- [Aim of the exercise] Only the lines from the line holding "Extract all readable text from this page." to the last line should be output, each exactly as given.

- [Provided material]
⟨

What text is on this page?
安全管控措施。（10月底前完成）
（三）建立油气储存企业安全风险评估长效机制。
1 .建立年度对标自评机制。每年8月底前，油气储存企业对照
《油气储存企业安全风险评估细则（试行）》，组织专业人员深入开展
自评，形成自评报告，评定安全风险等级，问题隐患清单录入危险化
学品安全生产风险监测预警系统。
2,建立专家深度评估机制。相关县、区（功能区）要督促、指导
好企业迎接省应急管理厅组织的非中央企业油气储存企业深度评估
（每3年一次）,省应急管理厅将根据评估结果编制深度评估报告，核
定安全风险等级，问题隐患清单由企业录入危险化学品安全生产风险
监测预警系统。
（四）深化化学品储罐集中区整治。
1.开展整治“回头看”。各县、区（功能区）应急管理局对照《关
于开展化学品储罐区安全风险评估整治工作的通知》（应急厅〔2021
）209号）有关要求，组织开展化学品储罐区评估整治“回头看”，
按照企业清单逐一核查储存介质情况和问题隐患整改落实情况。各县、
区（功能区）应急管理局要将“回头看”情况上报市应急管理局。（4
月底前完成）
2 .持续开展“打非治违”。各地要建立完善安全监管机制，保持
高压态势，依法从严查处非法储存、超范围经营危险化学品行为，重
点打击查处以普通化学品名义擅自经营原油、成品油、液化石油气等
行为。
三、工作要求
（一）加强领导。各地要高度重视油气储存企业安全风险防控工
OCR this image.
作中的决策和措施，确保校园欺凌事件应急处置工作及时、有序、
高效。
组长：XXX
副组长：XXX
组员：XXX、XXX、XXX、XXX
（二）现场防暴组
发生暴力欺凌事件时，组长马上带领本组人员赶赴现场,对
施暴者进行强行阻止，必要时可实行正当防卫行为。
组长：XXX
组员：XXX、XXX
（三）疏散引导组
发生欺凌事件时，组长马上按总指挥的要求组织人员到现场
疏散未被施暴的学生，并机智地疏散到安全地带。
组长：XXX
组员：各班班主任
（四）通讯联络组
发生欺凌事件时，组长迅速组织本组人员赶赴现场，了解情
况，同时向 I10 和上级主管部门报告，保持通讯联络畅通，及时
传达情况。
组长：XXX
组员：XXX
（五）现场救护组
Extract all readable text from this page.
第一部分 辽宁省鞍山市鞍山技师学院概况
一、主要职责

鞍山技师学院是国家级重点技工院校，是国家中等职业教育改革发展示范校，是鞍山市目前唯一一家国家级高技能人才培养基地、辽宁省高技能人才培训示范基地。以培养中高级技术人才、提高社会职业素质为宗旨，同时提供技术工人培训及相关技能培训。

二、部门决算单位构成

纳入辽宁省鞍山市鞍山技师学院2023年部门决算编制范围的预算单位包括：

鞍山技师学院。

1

⟩

- [Output for this exercise]
Extract all readable text from this page.
第一部分 辽宁省鞍山市鞍山技师学院概况
一、主要职责

鞍山技师学院是国家级重点技工院校，是国家中等职业教育改革发展示范校，是鞍山市目前唯一一家国家级高技能人才培养基地、辽宁省高技能人才培训示范基地。以培养中高级技术人才、提高社会职业素质为宗旨，同时提供技术工人培训及相关技能培训。

二、部门决算单位构成

纳入辽宁省鞍山市鞍山技师学院2023年部门决算编制范围的预算单位包括：

鞍山技师学院。

1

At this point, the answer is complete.